- Soal -
Tuliskan ulang tanpa perubahan bagian teks tentang emisi karbon yang dibuka dengan kata-kata yang memuat "Akibat pandemi dan" dan ditutup dengan "pembatasan akibat Covid-19.".

- Teks yang Diberikan -
::::
Kawula Muda, wah bahaya nih.
Badan Energi Internasional (IEA) memperkirakan bakal terjadi lonjakan emisi Karbon Dioksida (CO2) pada 2021 setelah dunia pulih dari Covid-19.
Akibat pandemi dan dimintanya orang-orang untuk tetap berada di rumah membuat terjadinya penurunan emisi karbon dioksida sekitar 6 persen pada 2020.
Hal itu disebabkan karena penggunaan bahan bakar yang mengeluarkan emisi karbo seperti batu bara dan minyak mengalami pengurangan karena terjadi pembatasan akibat Covid-19.
Setelah mengalami penurunan pada 2020, banyak yang memprediksi hal sama akan kembali terjadi pada 2021. Tetapi, IEA menyebut bahwa fakta yang terjadi di lapangan adalah sebaliknya.
Menurut IEA, penyebabnya adalah terjadinya peningkatan permintaan batu bara yang pada 2020 mengalami penurunan sebanyak 4 persen, tetapi akan meningkat 4,5 persen pada 2021.
"Emisi karbon secara global akan mengalami peningkatan 1,5 miliar ton pada 2021, didorong oleh penggunaan batu bara kembali di sektor tenaga listrik," kata Fatih Birol, Direktur Eksekutif IEA, dari laporan situs BBC.
"Ini akan menjadi peringkatan yang mengerikan bahwa pemulihan ekonomi dari krisis Covid rupanya tidak memiliki efek kelanjutan yang baik untuk iklim kita," ujar Fatih menambahkan.
::::
- Data Masukan -
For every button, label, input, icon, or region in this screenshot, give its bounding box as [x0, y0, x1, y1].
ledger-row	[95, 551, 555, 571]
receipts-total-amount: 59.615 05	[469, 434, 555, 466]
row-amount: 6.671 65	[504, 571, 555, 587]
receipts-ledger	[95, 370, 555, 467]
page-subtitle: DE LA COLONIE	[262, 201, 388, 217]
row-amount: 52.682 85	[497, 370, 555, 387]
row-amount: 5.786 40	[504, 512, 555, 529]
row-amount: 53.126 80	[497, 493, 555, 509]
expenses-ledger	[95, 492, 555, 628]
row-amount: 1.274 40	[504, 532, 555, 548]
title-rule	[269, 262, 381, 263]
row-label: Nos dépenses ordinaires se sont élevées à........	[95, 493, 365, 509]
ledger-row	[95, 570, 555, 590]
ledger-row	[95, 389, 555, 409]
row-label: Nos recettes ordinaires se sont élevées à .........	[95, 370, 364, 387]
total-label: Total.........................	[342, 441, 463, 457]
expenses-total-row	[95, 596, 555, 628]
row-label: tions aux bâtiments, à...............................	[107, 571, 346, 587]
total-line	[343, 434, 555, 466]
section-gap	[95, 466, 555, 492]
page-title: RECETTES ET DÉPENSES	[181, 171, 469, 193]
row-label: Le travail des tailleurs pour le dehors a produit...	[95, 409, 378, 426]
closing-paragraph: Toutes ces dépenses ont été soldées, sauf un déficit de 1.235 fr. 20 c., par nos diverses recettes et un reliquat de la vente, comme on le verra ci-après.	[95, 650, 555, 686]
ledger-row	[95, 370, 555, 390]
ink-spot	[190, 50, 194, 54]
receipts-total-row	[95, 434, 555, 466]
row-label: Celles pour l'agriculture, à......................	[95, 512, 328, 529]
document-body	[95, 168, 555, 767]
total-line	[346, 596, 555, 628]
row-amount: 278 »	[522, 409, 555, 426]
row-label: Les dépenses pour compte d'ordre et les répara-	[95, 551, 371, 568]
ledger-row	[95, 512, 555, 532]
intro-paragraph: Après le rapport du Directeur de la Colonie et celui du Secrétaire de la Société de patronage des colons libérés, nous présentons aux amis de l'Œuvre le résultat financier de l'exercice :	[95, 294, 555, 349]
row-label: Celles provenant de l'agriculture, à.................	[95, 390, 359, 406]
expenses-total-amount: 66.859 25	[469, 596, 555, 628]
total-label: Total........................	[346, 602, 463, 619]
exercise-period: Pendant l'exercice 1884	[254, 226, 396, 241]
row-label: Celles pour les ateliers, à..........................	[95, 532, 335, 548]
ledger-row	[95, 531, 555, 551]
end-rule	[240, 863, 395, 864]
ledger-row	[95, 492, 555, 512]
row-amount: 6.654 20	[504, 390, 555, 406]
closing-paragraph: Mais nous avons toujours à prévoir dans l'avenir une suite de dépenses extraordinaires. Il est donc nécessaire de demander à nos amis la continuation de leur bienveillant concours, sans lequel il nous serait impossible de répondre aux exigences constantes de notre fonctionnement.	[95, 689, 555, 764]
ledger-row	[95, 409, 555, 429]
::::
- Jawaban Tertulis -
Akibat pandemi dan dimintanya orang-orang untuk tetap berada di rumah membuat terjadinya penurunan emisi karbon dioksida sekitar 6 persen pada 2020.
Hal itu disebabkan karena penggunaan bahan bakar yang mengeluarkan emisi karbo seperti batu bara dan minyak mengalami pengurangan karena terjadi pembatasan akibat Covid-19.